▶ Problem requirements
Count the lines in the records below that contain the string "outer". Give only the number.

[Extracted records]
----

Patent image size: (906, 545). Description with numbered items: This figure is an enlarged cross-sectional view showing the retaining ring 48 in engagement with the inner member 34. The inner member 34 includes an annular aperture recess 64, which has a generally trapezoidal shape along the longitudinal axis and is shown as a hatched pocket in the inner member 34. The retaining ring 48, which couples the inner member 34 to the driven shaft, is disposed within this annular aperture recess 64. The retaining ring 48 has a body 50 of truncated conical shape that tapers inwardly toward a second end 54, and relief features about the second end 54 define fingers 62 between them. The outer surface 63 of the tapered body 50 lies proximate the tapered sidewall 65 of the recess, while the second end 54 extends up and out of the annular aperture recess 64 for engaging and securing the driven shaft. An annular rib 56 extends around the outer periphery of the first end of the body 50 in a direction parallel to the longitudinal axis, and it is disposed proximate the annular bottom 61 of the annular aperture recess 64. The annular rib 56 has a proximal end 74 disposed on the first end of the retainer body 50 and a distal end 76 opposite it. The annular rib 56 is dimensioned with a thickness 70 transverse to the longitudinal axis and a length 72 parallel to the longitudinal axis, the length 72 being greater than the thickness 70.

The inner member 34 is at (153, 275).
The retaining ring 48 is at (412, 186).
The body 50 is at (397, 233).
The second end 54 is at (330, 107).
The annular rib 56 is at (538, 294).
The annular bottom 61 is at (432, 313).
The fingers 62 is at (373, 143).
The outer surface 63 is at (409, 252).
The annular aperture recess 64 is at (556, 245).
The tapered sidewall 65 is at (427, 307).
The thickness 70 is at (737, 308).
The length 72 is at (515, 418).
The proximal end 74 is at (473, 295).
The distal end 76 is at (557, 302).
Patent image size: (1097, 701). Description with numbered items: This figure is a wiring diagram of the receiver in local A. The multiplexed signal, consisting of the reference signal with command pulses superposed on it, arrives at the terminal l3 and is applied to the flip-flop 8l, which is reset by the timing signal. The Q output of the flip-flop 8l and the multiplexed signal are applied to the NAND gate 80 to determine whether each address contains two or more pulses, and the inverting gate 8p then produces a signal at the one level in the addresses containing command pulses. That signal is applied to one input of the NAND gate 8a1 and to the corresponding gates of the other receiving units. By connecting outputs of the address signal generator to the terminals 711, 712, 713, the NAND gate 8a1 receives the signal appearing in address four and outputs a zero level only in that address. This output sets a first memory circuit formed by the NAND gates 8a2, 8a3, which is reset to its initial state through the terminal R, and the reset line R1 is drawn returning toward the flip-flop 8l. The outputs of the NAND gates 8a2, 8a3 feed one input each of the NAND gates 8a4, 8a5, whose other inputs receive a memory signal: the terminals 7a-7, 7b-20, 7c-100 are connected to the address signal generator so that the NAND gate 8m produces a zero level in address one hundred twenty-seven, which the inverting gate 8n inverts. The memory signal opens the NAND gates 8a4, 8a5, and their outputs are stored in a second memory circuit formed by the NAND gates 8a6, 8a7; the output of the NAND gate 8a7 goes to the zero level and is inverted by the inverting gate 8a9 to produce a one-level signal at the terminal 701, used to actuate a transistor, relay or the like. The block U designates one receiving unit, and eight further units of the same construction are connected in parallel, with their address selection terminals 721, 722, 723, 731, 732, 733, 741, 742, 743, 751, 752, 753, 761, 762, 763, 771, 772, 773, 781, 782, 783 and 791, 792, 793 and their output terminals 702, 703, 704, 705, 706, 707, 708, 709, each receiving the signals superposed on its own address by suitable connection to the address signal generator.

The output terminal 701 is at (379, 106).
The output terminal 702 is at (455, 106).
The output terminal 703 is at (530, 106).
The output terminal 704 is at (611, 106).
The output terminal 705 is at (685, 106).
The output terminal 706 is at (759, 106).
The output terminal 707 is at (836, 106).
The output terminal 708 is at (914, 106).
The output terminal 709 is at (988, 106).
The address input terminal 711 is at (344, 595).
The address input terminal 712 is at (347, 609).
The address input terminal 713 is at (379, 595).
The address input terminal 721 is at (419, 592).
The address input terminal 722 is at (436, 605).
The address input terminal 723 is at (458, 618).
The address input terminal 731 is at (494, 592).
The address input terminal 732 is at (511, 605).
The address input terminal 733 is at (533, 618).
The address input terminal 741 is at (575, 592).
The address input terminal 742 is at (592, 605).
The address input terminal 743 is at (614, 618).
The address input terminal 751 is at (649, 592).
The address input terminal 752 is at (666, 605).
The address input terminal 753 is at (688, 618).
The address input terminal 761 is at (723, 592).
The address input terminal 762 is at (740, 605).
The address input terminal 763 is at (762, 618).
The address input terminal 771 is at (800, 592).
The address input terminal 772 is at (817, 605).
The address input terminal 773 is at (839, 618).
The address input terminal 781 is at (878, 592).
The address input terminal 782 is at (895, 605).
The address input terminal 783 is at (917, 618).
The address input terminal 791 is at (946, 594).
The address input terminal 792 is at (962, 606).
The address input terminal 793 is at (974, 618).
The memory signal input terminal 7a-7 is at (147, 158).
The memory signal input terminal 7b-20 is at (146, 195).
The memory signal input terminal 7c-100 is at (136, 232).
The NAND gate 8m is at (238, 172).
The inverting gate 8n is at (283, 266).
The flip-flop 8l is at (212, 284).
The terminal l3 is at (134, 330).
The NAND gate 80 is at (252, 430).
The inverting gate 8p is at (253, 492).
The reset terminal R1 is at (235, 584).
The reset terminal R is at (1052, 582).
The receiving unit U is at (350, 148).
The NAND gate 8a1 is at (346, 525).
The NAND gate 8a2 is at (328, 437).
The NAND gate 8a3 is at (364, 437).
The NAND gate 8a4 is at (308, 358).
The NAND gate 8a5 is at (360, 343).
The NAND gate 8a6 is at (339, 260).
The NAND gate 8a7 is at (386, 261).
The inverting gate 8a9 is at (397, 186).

----

▶ Output of the exercise
2